## SUPPLIED INFORMATION

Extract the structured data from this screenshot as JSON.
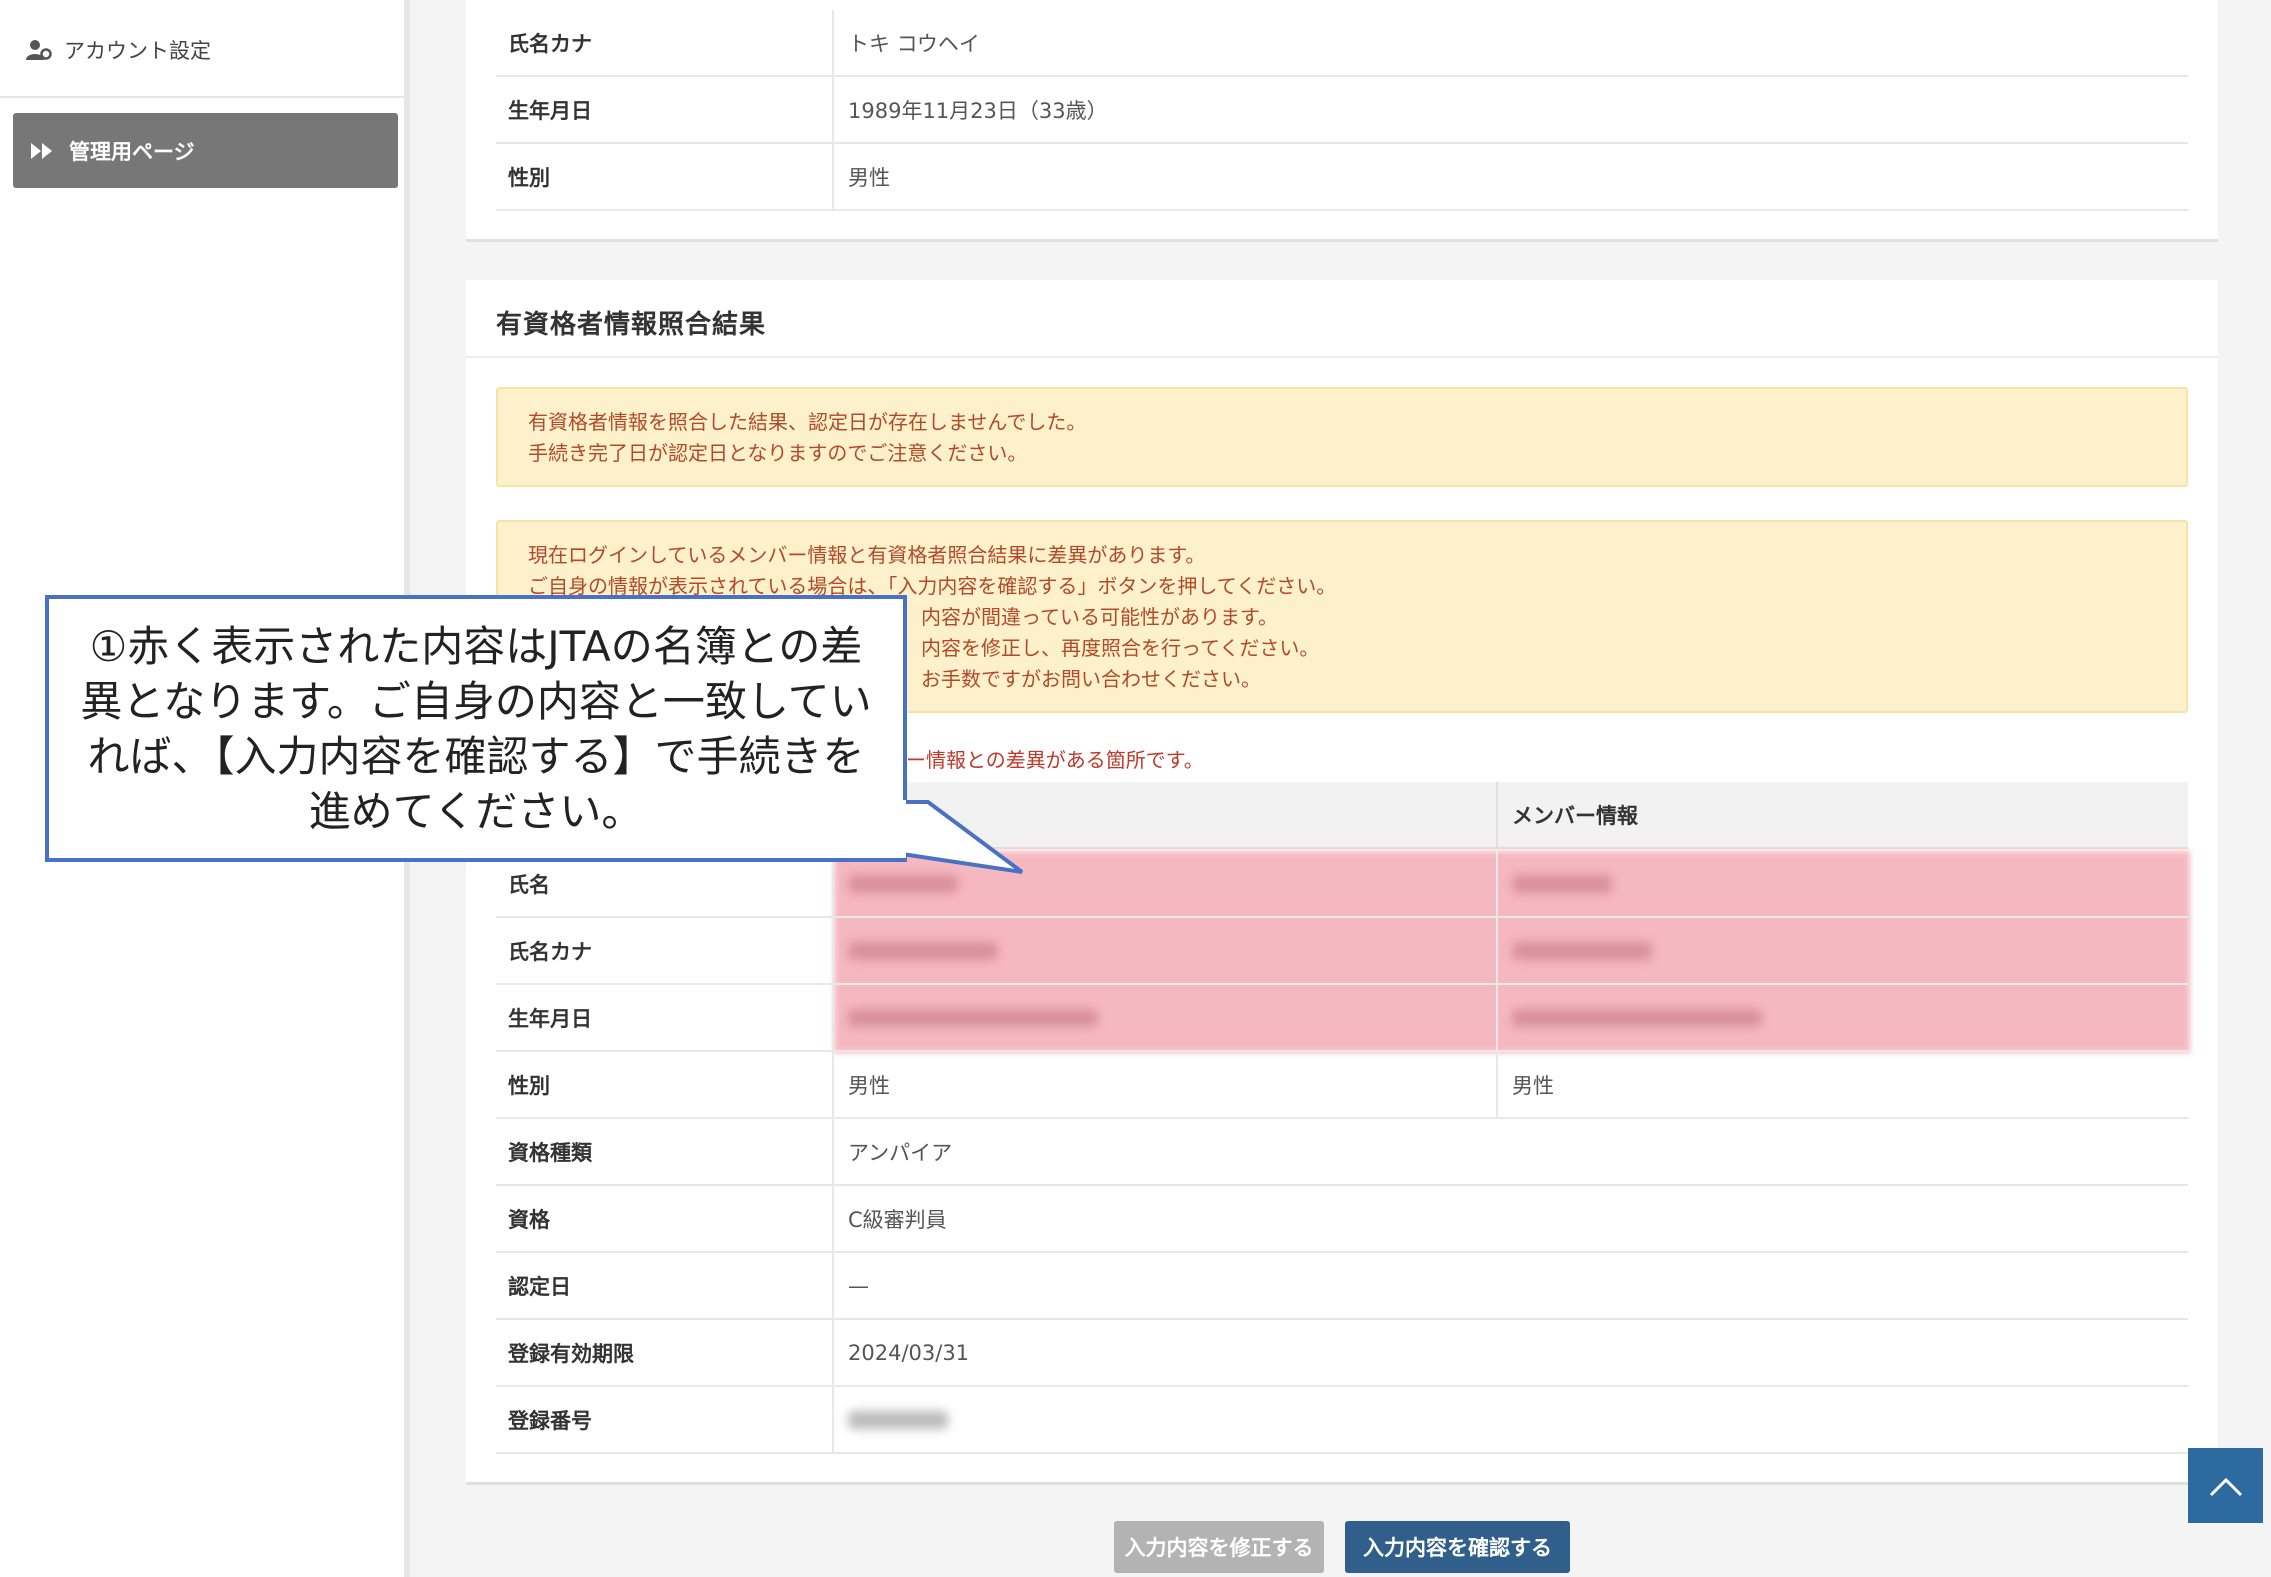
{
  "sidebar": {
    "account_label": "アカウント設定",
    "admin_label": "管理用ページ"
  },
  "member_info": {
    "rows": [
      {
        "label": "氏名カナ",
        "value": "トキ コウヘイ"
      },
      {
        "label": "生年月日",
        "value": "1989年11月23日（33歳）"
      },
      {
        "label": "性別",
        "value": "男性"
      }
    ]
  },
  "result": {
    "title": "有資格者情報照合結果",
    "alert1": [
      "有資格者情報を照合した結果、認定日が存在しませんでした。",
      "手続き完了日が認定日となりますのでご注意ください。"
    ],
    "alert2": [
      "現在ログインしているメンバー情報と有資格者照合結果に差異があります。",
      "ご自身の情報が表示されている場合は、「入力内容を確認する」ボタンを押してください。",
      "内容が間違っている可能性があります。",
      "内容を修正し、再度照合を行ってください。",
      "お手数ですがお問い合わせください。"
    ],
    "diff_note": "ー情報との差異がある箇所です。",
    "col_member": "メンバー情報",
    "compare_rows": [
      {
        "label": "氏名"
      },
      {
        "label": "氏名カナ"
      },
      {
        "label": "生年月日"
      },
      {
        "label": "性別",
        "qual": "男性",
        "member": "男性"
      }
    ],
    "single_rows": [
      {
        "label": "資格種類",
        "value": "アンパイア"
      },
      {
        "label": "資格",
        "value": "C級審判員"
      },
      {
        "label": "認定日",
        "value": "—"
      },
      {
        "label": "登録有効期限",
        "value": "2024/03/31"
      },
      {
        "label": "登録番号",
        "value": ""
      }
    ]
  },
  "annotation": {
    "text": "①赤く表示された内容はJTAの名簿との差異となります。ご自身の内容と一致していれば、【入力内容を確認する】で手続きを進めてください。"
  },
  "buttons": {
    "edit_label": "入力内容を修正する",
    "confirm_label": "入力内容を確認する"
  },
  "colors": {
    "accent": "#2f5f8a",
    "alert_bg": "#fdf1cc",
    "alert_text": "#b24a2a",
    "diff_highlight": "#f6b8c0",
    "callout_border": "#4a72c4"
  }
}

## WHAT THIS TASK INVOLVES
Write out the listing above again, exactly, but with no pictures in the copy.

## RIGHT ANSWER
Extract the structured data from this screenshot as JSON.
{
  "sidebar": {
    "account_label": "アカウント設定",
    "admin_label": "管理用ページ"
  },
  "member_info": {
    "rows": [
      {
        "label": "氏名カナ",
        "value": "トキ コウヘイ"
      },
      {
        "label": "生年月日",
        "value": "1989年11月23日（33歳）"
      },
      {
        "label": "性別",
        "value": "男性"
      }
    ]
  },
  "result": {
    "title": "有資格者情報照合結果",
    "alert1": [
      "有資格者情報を照合した結果、認定日が存在しませんでした。",
      "手続き完了日が認定日となりますのでご注意ください。"
    ],
    "alert2": [
      "現在ログインしているメンバー情報と有資格者照合結果に差異があります。",
      "ご自身の情報が表示されている場合は、「入力内容を確認する」ボタンを押してください。",
      "内容が間違っている可能性があります。",
      "内容を修正し、再度照合を行ってください。",
      "お手数ですがお問い合わせください。"
    ],
    "diff_note": "ー情報との差異がある箇所です。",
    "col_member": "メンバー情報",
    "compare_rows": [
      {
        "label": "氏名"
      },
      {
        "label": "氏名カナ"
      },
      {
        "label": "生年月日"
      },
      {
        "label": "性別",
        "qual": "男性",
        "member": "男性"
      }
    ],
    "single_rows": [
      {
        "label": "資格種類",
        "value": "アンパイア"
      },
      {
        "label": "資格",
        "value": "C級審判員"
      },
      {
        "label": "認定日",
        "value": "—"
      },
      {
        "label": "登録有効期限",
        "value": "2024/03/31"
      },
      {
        "label": "登録番号",
        "value": ""
      }
    ]
  },
  "annotation": {
    "text": "①赤く表示された内容はJTAの名簿との差異となります。ご自身の内容と一致していれば、【入力内容を確認する】で手続きを進めてください。"
  },
  "buttons": {
    "edit_label": "入力内容を修正する",
    "confirm_label": "入力内容を確認する"
  },
  "colors": {
    "accent": "#2f5f8a",
    "alert_bg": "#fdf1cc",
    "alert_text": "#b24a2a",
    "diff_highlight": "#f6b8c0",
    "callout_border": "#4a72c4"
  }
}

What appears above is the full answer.